--- DIRECTIONS ---
Copy down all of the data underneath, exactly as shown.

--- DATASET EXCERPTS ---
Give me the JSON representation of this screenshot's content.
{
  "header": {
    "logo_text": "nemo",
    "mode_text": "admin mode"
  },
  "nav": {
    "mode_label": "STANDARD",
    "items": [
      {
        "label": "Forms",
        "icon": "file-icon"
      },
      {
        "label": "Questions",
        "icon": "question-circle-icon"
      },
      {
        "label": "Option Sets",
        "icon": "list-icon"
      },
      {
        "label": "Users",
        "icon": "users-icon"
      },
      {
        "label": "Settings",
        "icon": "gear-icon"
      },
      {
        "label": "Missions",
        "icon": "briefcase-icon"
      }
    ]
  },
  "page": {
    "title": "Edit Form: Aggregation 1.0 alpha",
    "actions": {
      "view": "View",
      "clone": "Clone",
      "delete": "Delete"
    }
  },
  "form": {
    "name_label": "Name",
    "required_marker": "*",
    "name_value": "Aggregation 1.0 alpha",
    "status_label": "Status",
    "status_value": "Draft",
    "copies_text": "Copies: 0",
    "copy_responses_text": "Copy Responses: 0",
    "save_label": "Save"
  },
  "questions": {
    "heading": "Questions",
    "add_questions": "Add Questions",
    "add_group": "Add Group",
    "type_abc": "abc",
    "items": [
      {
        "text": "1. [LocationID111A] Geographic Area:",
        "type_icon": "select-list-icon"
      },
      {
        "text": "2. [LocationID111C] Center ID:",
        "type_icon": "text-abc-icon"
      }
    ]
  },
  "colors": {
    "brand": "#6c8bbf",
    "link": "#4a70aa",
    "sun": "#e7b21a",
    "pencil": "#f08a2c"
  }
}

--- SOLUTION FOR THIS PROBLEM ---
Give me the JSON representation of this screenshot's content.
{
  "header": {
    "logo_text": "nemo",
    "mode_text": "admin mode"
  },
  "nav": {
    "mode_label": "STANDARD",
    "items": [
      {
        "label": "Forms",
        "icon": "file-icon"
      },
      {
        "label": "Questions",
        "icon": "question-circle-icon"
      },
      {
        "label": "Option Sets",
        "icon": "list-icon"
      },
      {
        "label": "Users",
        "icon": "users-icon"
      },
      {
        "label": "Settings",
        "icon": "gear-icon"
      },
      {
        "label": "Missions",
        "icon": "briefcase-icon"
      }
    ]
  },
  "page": {
    "title": "Edit Form: Aggregation 1.0 alpha",
    "actions": {
      "view": "View",
      "clone": "Clone",
      "delete": "Delete"
    }
  },
  "form": {
    "name_label": "Name",
    "required_marker": "*",
    "name_value": "Aggregation 1.0 alpha",
    "status_label": "Status",
    "status_value": "Draft",
    "copies_text": "Copies: 0",
    "copy_responses_text": "Copy Responses: 0",
    "save_label": "Save"
  },
  "questions": {
    "heading": "Questions",
    "add_questions": "Add Questions",
    "add_group": "Add Group",
    "type_abc": "abc",
    "items": [
      {
        "text": "1. [LocationID111A] Geographic Area:",
        "type_icon": "select-list-icon"
      },
      {
        "text": "2. [LocationID111C] Center ID:",
        "type_icon": "text-abc-icon"
      }
    ]
  },
  "colors": {
    "brand": "#6c8bbf",
    "link": "#4a70aa",
    "sun": "#e7b21a",
    "pencil": "#f08a2c"
  }
}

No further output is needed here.